What this task involves: Output the material exactly, but drop every image it holds.

BEGIN

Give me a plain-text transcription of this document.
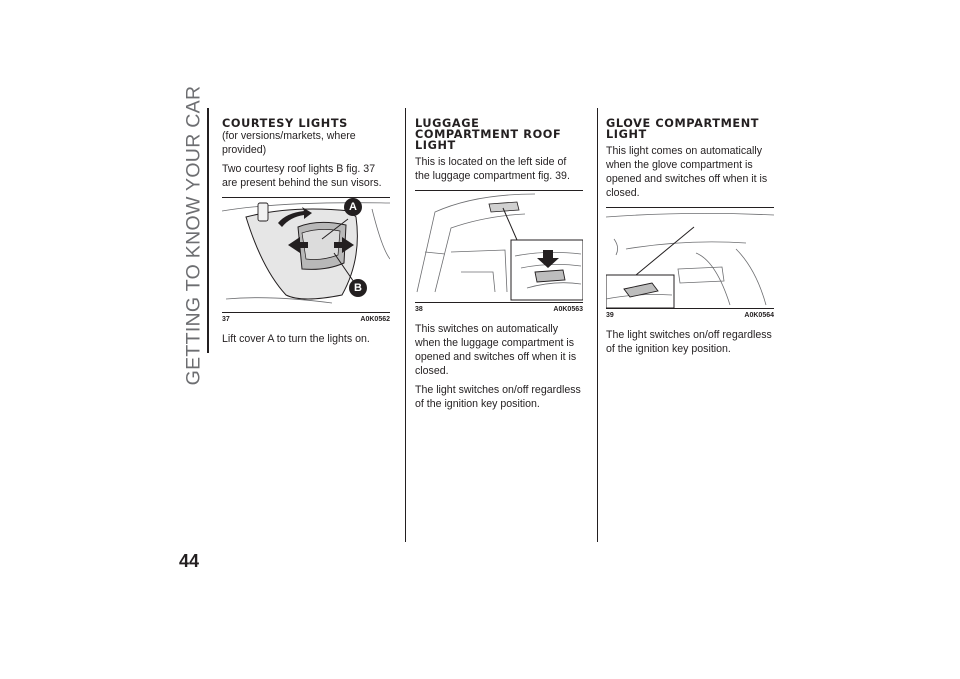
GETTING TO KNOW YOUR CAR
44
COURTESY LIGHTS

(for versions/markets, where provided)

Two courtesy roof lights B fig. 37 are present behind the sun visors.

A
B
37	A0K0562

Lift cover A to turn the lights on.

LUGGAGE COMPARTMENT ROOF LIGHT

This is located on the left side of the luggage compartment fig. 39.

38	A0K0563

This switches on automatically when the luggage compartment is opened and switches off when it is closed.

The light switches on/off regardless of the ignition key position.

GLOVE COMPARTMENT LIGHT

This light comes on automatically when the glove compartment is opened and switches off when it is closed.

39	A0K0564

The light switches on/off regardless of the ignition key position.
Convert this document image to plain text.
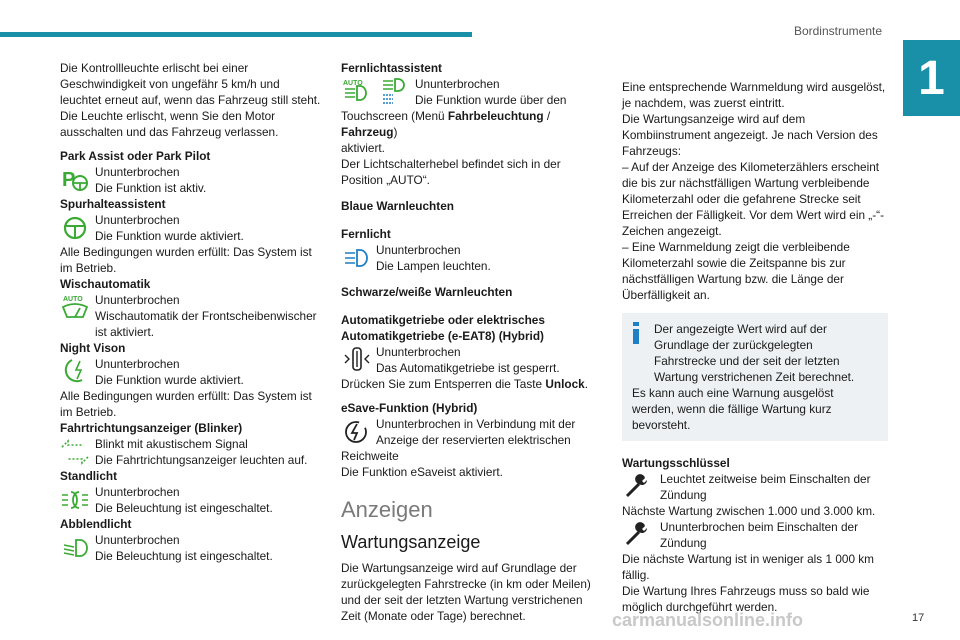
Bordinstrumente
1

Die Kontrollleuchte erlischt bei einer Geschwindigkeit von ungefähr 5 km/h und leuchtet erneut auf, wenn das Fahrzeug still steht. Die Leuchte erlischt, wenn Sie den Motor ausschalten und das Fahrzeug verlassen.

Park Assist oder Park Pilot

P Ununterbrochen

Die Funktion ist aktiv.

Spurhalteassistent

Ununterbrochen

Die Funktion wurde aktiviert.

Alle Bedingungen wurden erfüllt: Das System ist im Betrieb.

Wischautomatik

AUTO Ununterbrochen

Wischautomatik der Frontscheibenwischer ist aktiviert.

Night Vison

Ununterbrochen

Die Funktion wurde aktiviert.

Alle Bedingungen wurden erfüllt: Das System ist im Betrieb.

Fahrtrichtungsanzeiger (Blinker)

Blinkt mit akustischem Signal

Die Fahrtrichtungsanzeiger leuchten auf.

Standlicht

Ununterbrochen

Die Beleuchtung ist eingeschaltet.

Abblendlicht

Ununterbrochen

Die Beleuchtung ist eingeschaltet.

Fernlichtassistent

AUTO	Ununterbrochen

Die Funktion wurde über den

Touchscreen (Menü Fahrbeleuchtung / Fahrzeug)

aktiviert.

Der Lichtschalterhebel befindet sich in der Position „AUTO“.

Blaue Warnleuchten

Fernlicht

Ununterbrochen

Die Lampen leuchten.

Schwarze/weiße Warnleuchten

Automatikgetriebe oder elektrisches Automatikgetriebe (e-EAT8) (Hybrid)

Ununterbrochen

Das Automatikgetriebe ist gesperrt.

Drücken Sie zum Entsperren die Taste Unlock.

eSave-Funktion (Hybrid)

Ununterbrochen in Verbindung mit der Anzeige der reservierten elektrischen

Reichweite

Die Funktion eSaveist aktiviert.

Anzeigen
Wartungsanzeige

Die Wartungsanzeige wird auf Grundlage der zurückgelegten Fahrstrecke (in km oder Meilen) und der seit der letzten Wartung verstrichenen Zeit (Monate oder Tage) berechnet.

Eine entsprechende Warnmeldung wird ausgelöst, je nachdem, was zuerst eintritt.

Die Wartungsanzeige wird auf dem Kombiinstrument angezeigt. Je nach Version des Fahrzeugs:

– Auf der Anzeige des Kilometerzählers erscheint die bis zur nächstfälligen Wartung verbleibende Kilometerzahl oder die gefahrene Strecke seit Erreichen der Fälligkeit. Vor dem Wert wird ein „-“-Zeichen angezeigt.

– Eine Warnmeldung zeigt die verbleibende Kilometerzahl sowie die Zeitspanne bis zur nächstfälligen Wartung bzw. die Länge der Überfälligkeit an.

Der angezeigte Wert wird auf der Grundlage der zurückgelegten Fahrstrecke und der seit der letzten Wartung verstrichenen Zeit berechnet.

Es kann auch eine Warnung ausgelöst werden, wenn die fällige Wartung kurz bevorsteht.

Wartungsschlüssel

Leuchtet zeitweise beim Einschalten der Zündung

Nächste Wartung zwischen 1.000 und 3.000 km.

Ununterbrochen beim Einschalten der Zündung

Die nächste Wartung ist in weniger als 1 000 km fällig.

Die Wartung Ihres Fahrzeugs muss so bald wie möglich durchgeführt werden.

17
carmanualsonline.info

END

Output of the exercise:
Give me a plain-text transcription of this document.
GETTING TO KNOW YOUR CAR
44
COURTESY LIGHTS

(for versions/markets, where provided)

Two courtesy roof lights B fig. 37 are present behind the sun visors.

A
B
37	A0K0562

Lift cover A to turn the lights on.

LUGGAGE COMPARTMENT ROOF LIGHT

This is located on the left side of the luggage compartment fig. 39.

38	A0K0563

This switches on automatically when the luggage compartment is opened and switches off when it is closed.

The light switches on/off regardless of the ignition key position.

GLOVE COMPARTMENT LIGHT

This light comes on automatically when the glove compartment is opened and switches off when it is closed.

39	A0K0564

The light switches on/off regardless of the ignition key position.
Convert this document image to plain text.
Bordinstrumente
1

Die Kontrollleuchte erlischt bei einer Geschwindigkeit von ungefähr 5 km/h und leuchtet erneut auf, wenn das Fahrzeug still steht. Die Leuchte erlischt, wenn Sie den Motor ausschalten und das Fahrzeug verlassen.

Park Assist oder Park Pilot

P Ununterbrochen

Die Funktion ist aktiv.

Spurhalteassistent

Ununterbrochen

Die Funktion wurde aktiviert.

Alle Bedingungen wurden erfüllt: Das System ist im Betrieb.

Wischautomatik

AUTO Ununterbrochen

Wischautomatik der Frontscheibenwischer ist aktiviert.

Night Vison

Ununterbrochen

Die Funktion wurde aktiviert.

Alle Bedingungen wurden erfüllt: Das System ist im Betrieb.

Fahrtrichtungsanzeiger (Blinker)

Blinkt mit akustischem Signal

Die Fahrtrichtungsanzeiger leuchten auf.

Standlicht

Ununterbrochen

Die Beleuchtung ist eingeschaltet.

Abblendlicht

Ununterbrochen

Die Beleuchtung ist eingeschaltet.

Fernlichtassistent

AUTO	Ununterbrochen

Die Funktion wurde über den

Touchscreen (Menü Fahrbeleuchtung / Fahrzeug)

aktiviert.

Der Lichtschalterhebel befindet sich in der Position „AUTO“.

Blaue Warnleuchten

Fernlicht

Ununterbrochen

Die Lampen leuchten.

Schwarze/weiße Warnleuchten

Automatikgetriebe oder elektrisches Automatikgetriebe (e-EAT8) (Hybrid)

Ununterbrochen

Das Automatikgetriebe ist gesperrt.

Drücken Sie zum Entsperren die Taste Unlock.

eSave-Funktion (Hybrid)

Ununterbrochen in Verbindung mit der Anzeige der reservierten elektrischen

Reichweite

Die Funktion eSaveist aktiviert.

Anzeigen
Wartungsanzeige

Die Wartungsanzeige wird auf Grundlage der zurückgelegten Fahrstrecke (in km oder Meilen) und der seit der letzten Wartung verstrichenen Zeit (Monate oder Tage) berechnet.

Eine entsprechende Warnmeldung wird ausgelöst, je nachdem, was zuerst eintritt.

Die Wartungsanzeige wird auf dem Kombiinstrument angezeigt. Je nach Version des Fahrzeugs:

– Auf der Anzeige des Kilometerzählers erscheint die bis zur nächstfälligen Wartung verbleibende Kilometerzahl oder die gefahrene Strecke seit Erreichen der Fälligkeit. Vor dem Wert wird ein „-“-Zeichen angezeigt.

– Eine Warnmeldung zeigt die verbleibende Kilometerzahl sowie die Zeitspanne bis zur nächstfälligen Wartung bzw. die Länge der Überfälligkeit an.

Der angezeigte Wert wird auf der Grundlage der zurückgelegten Fahrstrecke und der seit der letzten Wartung verstrichenen Zeit berechnet.

Es kann auch eine Warnung ausgelöst werden, wenn die fällige Wartung kurz bevorsteht.

Wartungsschlüssel

Leuchtet zeitweise beim Einschalten der Zündung

Nächste Wartung zwischen 1.000 und 3.000 km.

Ununterbrochen beim Einschalten der Zündung

Die nächste Wartung ist in weniger als 1 000 km fällig.

Die Wartung Ihres Fahrzeugs muss so bald wie möglich durchgeführt werden.

17
carmanualsonline.info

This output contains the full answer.